Required task: Your answer should be one number: the count of lines in these entries that hold the word "Widget".

----------

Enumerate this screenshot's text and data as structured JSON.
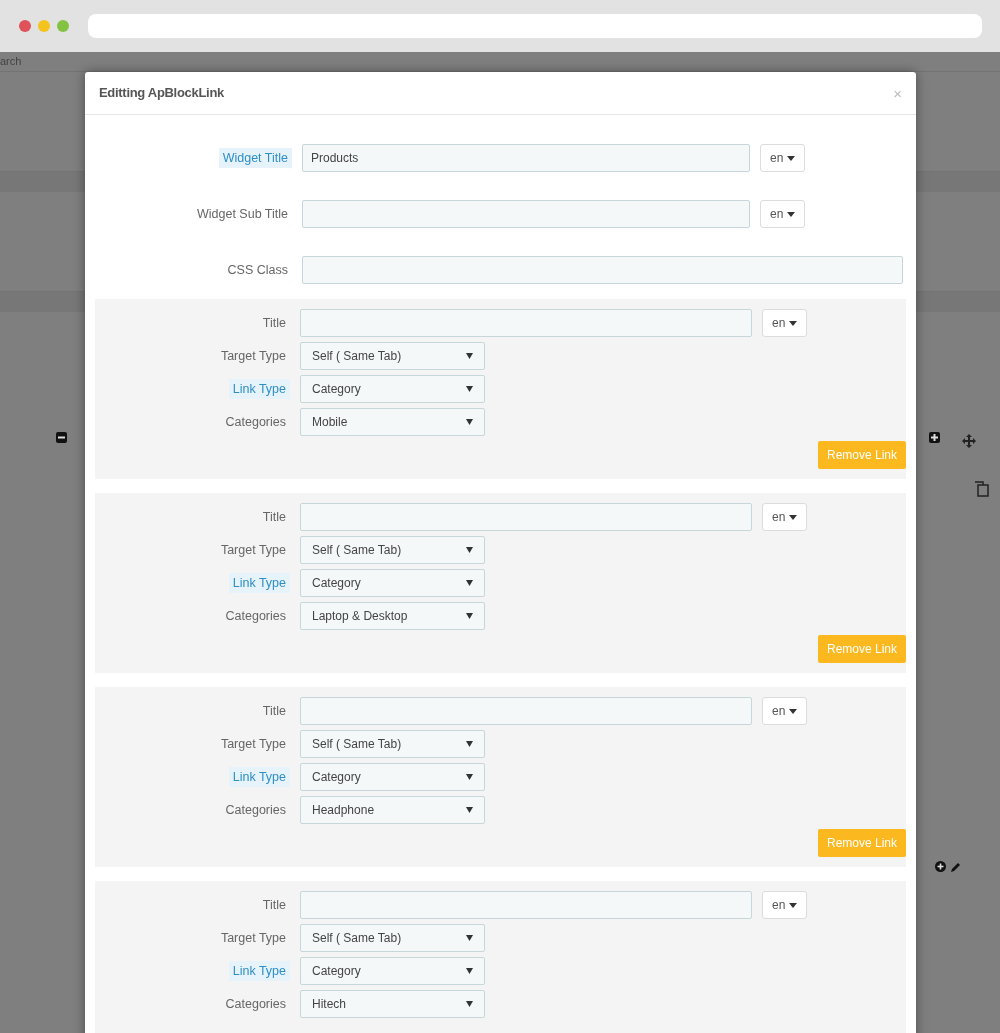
{
  "background": {
    "search_text": "arch"
  },
  "modal": {
    "title": "Editting ApBlockLink",
    "close": "×",
    "fields": [
      {
        "label": "Widget Title",
        "highlighted": true,
        "value": "Products",
        "lang": "en"
      },
      {
        "label": "Widget Sub Title",
        "highlighted": false,
        "lang": "en"
      },
      {
        "label": "CSS Class",
        "highlighted": false
      }
    ],
    "links": [
      {
        "title_label": "Title",
        "lang": "en",
        "rows": [
          {
            "label": "Target Type",
            "highlighted": false,
            "value": "Self ( Same Tab)"
          },
          {
            "label": "Link Type",
            "highlighted": true,
            "value": "Category"
          },
          {
            "label": "Categories",
            "highlighted": false,
            "value": "Mobile"
          }
        ],
        "remove_button": "Remove Link"
      },
      {
        "title_label": "Title",
        "lang": "en",
        "rows": [
          {
            "label": "Target Type",
            "highlighted": false,
            "value": "Self ( Same Tab)"
          },
          {
            "label": "Link Type",
            "highlighted": true,
            "value": "Category"
          },
          {
            "label": "Categories",
            "highlighted": false,
            "value": "Laptop & Desktop"
          }
        ],
        "remove_button": "Remove Link"
      },
      {
        "title_label": "Title",
        "lang": "en",
        "rows": [
          {
            "label": "Target Type",
            "highlighted": false,
            "value": "Self ( Same Tab)"
          },
          {
            "label": "Link Type",
            "highlighted": true,
            "value": "Category"
          },
          {
            "label": "Categories",
            "highlighted": false,
            "value": "Headphone"
          }
        ],
        "remove_button": "Remove Link"
      },
      {
        "title_label": "Title",
        "lang": "en",
        "rows": [
          {
            "label": "Target Type",
            "highlighted": false,
            "value": "Self ( Same Tab)"
          },
          {
            "label": "Link Type",
            "highlighted": true,
            "value": "Category"
          },
          {
            "label": "Categories",
            "highlighted": false,
            "value": "Hitech"
          }
        ]
      }
    ]
  }
}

----------

Output for this task: 2